WHAT THE EXERCISE ASKS: Return every line of the items below verbatim, omitting the pictures.

PROVIDED RECORDS:
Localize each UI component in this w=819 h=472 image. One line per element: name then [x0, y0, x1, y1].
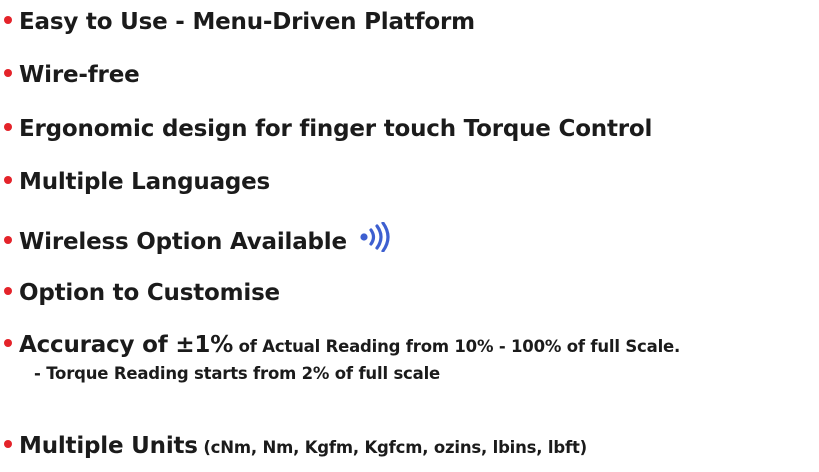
feature-text: Accuracy of ±1%	[19, 332, 234, 358]
feature-text: Ergonomic design for finger touch Torque…	[19, 116, 653, 142]
feature-item-easy-to-use: Easy to Use - Menu-Driven Platform	[4, 8, 475, 36]
feature-item-wireless-option: Wireless Option Available	[4, 221, 393, 261]
bullet-icon	[4, 338, 12, 347]
feature-item-multiple-units: Multiple Units (cNm, Nm, Kgfm, Kgfcm, oz…	[4, 432, 587, 462]
wireless-signal-icon	[359, 221, 393, 259]
feature-list: Easy to Use - Menu-Driven Platform Wire-…	[0, 0, 819, 472]
feature-text: Multiple Units	[19, 433, 198, 459]
feature-item-accuracy: Accuracy of ±1% of Actual Reading from 1…	[4, 331, 680, 361]
bullet-icon	[4, 235, 12, 244]
feature-text: Wireless Option Available	[19, 229, 347, 255]
bullet-icon	[4, 286, 12, 295]
bullet-icon	[4, 68, 12, 77]
feature-item-wire-free: Wire-free	[4, 61, 140, 89]
feature-text: Easy to Use - Menu-Driven Platform	[19, 9, 475, 35]
feature-item-ergonomic-design: Ergonomic design for finger touch Torque…	[4, 115, 652, 143]
bullet-icon	[4, 122, 12, 131]
feature-detail-text: of Actual Reading from 10% - 100% of ful…	[233, 337, 681, 356]
feature-text: Option to Customise	[19, 280, 280, 306]
bullet-icon	[4, 439, 12, 448]
feature-item-customise: Option to Customise	[4, 279, 280, 307]
feature-subitem-torque-reading: - Torque Reading starts from 2% of full …	[34, 364, 441, 383]
bullet-icon	[4, 175, 12, 184]
feature-text: Wire-free	[19, 62, 140, 88]
feature-item-multiple-languages: Multiple Languages	[4, 168, 270, 196]
feature-text: Multiple Languages	[19, 169, 271, 195]
bullet-icon	[4, 15, 12, 24]
feature-detail-text: (cNm, Nm, Kgfm, Kgfcm, ozins, lbins, lbf…	[197, 438, 587, 457]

THE OUTPUT:
Localize each UI component in this w=819 h=472 image. One line per element: name then [x0, y0, x1, y1].
feature-text: Accuracy of ±1%	[19, 332, 234, 358]
feature-text: Ergonomic design for finger touch Torque…	[19, 116, 653, 142]
feature-item-easy-to-use: Easy to Use - Menu-Driven Platform	[4, 8, 475, 36]
feature-item-wireless-option: Wireless Option Available	[4, 221, 393, 261]
bullet-icon	[4, 338, 12, 347]
feature-item-multiple-units: Multiple Units (cNm, Nm, Kgfm, Kgfcm, oz…	[4, 432, 587, 462]
wireless-signal-icon	[359, 221, 393, 259]
feature-list: Easy to Use - Menu-Driven Platform Wire-…	[0, 0, 819, 472]
feature-text: Multiple Units	[19, 433, 198, 459]
feature-item-accuracy: Accuracy of ±1% of Actual Reading from 1…	[4, 331, 680, 361]
bullet-icon	[4, 235, 12, 244]
feature-text: Wireless Option Available	[19, 229, 347, 255]
bullet-icon	[4, 286, 12, 295]
bullet-icon	[4, 68, 12, 77]
feature-item-wire-free: Wire-free	[4, 61, 140, 89]
feature-text: Easy to Use - Menu-Driven Platform	[19, 9, 475, 35]
feature-item-ergonomic-design: Ergonomic design for finger touch Torque…	[4, 115, 652, 143]
bullet-icon	[4, 122, 12, 131]
feature-detail-text: of Actual Reading from 10% - 100% of ful…	[233, 337, 681, 356]
feature-text: Option to Customise	[19, 280, 280, 306]
bullet-icon	[4, 439, 12, 448]
feature-item-customise: Option to Customise	[4, 279, 280, 307]
feature-subitem-torque-reading: - Torque Reading starts from 2% of full …	[34, 364, 441, 383]
bullet-icon	[4, 175, 12, 184]
feature-text: Wire-free	[19, 62, 140, 88]
feature-item-multiple-languages: Multiple Languages	[4, 168, 270, 196]
feature-text: Multiple Languages	[19, 169, 271, 195]
bullet-icon	[4, 15, 12, 24]
feature-detail-text: (cNm, Nm, Kgfm, Kgfcm, ozins, lbins, lbf…	[197, 438, 587, 457]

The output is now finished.